-- INFORMATION SUPPLIED start --
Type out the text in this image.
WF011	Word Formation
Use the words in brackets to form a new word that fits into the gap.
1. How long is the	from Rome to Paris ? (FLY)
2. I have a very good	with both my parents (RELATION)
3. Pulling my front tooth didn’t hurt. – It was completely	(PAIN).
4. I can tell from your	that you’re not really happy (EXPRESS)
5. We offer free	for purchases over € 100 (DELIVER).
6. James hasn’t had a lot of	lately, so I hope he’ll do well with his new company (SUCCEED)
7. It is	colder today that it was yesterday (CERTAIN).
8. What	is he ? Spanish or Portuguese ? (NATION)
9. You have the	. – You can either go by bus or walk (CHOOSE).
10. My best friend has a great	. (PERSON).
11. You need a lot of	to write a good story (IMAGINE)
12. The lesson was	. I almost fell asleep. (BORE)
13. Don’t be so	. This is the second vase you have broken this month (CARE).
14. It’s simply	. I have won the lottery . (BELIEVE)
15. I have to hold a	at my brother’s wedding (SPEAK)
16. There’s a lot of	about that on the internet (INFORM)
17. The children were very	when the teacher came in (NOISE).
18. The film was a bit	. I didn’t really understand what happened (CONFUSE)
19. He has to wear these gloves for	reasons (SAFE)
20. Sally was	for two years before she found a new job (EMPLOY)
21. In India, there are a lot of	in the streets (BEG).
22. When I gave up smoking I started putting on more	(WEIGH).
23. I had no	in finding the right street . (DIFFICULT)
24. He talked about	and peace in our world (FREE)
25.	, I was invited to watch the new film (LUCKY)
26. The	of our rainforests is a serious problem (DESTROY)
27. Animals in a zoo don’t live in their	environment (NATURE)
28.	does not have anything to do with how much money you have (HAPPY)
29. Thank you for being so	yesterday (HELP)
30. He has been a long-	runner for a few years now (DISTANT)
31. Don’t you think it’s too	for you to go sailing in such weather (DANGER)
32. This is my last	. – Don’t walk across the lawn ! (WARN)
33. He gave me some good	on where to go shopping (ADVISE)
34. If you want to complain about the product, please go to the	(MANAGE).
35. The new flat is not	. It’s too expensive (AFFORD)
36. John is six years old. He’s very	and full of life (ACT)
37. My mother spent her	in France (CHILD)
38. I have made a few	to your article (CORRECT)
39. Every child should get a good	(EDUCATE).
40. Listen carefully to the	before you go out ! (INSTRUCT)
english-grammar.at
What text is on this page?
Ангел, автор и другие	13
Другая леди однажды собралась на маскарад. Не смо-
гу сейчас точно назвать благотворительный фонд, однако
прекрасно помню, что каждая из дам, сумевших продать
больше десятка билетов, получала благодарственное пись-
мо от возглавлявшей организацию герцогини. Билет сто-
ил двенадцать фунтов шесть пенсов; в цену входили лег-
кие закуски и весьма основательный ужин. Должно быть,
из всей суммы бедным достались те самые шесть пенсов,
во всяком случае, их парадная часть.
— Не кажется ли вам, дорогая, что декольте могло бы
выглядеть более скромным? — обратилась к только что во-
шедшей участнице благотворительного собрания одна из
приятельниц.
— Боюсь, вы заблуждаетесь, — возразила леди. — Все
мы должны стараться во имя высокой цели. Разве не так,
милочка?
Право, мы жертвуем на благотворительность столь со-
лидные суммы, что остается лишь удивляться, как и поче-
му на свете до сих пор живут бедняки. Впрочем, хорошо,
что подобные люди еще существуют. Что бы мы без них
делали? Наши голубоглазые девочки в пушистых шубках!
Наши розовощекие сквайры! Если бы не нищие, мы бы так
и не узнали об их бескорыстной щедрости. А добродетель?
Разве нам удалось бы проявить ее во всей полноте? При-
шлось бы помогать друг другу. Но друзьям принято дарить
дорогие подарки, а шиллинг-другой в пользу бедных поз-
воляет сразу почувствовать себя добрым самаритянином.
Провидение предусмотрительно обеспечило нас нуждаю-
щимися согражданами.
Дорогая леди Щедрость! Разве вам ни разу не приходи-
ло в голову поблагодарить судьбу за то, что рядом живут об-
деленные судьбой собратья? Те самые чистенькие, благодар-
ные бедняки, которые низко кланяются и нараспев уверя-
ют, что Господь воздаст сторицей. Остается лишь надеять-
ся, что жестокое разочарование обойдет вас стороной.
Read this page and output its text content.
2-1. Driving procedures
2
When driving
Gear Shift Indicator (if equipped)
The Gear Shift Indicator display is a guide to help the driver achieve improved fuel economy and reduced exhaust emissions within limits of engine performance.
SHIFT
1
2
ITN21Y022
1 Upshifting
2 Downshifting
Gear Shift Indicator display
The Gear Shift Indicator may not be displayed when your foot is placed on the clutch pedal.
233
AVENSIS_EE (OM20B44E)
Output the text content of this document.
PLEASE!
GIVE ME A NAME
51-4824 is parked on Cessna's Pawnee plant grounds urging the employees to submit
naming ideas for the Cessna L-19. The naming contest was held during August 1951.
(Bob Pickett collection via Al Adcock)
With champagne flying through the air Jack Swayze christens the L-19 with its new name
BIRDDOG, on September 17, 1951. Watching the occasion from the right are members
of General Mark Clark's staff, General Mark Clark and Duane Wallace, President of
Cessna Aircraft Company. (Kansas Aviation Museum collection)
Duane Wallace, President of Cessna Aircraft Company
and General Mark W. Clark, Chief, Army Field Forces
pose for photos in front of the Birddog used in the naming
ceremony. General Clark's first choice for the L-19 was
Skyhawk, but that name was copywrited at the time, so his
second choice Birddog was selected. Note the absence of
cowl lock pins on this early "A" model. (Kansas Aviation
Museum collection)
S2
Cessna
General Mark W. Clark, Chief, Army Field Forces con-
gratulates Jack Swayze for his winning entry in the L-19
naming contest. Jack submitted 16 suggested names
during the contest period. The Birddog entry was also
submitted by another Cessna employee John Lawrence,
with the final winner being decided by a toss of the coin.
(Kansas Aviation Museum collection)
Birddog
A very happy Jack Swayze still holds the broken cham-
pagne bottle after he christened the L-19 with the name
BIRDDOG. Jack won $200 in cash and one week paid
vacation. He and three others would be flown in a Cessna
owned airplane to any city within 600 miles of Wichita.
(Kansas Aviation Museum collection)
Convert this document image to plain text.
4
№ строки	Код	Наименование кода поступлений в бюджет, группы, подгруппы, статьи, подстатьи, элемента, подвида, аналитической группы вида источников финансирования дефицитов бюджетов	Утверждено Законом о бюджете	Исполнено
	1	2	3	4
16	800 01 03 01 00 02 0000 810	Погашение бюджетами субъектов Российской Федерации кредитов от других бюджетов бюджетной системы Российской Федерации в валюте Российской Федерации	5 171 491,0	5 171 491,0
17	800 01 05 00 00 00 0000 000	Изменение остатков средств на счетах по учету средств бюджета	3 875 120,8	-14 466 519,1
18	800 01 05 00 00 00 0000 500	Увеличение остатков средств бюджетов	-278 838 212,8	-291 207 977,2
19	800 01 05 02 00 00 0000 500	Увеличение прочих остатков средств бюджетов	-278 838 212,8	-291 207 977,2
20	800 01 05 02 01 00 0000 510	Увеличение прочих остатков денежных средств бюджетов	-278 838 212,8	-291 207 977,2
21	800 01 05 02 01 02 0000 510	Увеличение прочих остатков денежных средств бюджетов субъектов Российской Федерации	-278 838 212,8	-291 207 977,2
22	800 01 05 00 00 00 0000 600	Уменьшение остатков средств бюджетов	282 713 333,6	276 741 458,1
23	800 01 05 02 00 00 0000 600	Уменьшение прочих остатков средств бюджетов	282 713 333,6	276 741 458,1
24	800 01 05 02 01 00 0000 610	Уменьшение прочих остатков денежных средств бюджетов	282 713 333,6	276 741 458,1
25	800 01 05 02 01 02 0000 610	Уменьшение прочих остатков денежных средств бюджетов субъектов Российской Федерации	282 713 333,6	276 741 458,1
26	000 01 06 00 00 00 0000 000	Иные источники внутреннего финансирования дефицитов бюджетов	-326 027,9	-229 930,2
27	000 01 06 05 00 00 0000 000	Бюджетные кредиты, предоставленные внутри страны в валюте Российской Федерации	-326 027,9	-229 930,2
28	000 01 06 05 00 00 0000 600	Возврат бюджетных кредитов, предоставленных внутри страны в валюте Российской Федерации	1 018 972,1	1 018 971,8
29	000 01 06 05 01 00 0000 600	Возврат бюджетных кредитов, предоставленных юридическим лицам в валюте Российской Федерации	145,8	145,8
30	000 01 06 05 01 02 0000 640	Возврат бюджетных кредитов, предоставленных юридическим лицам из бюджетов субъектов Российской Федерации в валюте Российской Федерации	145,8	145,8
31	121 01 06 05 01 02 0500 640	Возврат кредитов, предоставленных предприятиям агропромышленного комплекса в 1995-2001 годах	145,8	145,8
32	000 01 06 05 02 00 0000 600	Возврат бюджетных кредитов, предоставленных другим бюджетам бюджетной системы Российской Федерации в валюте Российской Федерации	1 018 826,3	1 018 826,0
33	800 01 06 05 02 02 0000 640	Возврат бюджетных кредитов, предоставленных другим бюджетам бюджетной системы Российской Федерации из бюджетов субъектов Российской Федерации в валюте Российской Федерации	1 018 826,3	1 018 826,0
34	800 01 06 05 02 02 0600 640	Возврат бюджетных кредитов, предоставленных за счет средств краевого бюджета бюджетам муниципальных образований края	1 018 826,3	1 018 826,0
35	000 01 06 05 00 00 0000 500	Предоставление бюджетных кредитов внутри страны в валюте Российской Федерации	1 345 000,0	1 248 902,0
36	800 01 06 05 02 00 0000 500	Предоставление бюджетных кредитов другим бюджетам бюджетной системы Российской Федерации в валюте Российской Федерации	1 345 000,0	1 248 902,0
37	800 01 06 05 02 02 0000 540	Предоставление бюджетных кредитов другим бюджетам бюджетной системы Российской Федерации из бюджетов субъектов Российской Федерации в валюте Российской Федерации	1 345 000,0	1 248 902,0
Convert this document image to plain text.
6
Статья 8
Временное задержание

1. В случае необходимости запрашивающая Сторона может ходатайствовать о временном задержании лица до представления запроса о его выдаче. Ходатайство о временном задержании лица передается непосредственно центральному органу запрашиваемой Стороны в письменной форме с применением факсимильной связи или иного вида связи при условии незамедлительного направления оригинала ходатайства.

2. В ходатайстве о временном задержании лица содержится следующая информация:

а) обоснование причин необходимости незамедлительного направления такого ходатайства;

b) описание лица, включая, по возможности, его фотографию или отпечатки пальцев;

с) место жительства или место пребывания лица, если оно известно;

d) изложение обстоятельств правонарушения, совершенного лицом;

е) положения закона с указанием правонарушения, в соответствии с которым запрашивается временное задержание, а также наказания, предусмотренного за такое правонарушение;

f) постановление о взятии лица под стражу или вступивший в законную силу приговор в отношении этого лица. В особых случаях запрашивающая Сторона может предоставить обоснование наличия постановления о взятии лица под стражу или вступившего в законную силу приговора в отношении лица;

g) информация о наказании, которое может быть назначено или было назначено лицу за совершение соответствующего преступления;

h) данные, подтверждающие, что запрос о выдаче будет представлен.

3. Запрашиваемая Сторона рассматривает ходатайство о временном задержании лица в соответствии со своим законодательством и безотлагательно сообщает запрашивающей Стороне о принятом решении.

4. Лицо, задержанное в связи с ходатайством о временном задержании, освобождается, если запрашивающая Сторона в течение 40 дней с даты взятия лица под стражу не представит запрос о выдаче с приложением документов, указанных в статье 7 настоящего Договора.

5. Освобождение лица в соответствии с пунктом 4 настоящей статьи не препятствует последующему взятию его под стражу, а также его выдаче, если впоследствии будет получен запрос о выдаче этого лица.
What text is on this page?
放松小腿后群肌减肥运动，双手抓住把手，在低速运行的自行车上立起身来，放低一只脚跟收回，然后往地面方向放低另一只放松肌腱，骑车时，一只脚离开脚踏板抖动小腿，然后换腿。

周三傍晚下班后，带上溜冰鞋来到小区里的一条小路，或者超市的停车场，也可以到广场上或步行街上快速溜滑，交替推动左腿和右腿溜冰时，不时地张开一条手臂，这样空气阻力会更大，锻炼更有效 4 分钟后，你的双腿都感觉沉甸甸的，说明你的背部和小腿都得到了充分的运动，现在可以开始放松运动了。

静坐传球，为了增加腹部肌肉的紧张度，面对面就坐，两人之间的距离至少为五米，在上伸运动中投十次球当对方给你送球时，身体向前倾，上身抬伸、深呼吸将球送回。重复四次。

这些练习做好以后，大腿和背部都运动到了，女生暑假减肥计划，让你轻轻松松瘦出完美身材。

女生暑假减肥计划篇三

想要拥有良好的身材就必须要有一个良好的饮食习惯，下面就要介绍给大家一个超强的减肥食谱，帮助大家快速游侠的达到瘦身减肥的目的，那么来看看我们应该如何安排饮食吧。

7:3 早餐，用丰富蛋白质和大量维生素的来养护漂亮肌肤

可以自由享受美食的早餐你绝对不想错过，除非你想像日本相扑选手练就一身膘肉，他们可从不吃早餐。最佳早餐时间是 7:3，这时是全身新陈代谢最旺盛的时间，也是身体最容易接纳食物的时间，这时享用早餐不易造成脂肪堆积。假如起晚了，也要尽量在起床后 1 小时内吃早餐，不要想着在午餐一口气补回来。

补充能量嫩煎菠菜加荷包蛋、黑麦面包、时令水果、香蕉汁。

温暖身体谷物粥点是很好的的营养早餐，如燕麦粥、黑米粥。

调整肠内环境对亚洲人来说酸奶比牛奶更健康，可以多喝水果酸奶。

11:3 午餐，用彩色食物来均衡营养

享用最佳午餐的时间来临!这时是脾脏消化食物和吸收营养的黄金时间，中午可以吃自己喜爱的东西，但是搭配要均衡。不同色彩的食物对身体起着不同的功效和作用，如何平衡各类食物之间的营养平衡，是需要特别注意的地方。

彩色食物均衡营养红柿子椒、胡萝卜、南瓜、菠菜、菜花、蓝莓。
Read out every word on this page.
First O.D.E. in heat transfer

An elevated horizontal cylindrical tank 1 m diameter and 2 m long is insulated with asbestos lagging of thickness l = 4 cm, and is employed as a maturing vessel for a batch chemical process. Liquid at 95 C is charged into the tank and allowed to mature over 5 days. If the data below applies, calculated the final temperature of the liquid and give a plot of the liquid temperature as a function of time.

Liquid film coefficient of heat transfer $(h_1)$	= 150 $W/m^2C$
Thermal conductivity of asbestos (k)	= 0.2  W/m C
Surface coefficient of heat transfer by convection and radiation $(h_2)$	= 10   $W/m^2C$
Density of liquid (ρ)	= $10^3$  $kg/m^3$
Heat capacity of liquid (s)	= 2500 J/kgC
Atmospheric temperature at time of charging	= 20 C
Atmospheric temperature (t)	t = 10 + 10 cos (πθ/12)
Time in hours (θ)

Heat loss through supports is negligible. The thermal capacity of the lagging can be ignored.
-- INFORMATION SUPPLIED end --
Your output consists solely of the lines from the one with "Read out every word on this page." through the last line, copied exactly.

Read out every word on this page.
First O.D.E. in heat transfer

An elevated horizontal cylindrical tank 1 m diameter and 2 m long is insulated with asbestos lagging of thickness l = 4 cm, and is employed as a maturing vessel for a batch chemical process. Liquid at 95 C is charged into the tank and allowed to mature over 5 days. If the data below applies, calculated the final temperature of the liquid and give a plot of the liquid temperature as a function of time.

Liquid film coefficient of heat transfer $(h_1)$	= 150 $W/m^2C$
Thermal conductivity of asbestos (k)	= 0.2  W/m C
Surface coefficient of heat transfer by convection and radiation $(h_2)$	= 10   $W/m^2C$
Density of liquid (ρ)	= $10^3$  $kg/m^3$
Heat capacity of liquid (s)	= 2500 J/kgC
Atmospheric temperature at time of charging	= 20 C
Atmospheric temperature (t)	t = 10 + 10 cos (πθ/12)
Time in hours (θ)

Heat loss through supports is negligible. The thermal capacity of the lagging can be ignored.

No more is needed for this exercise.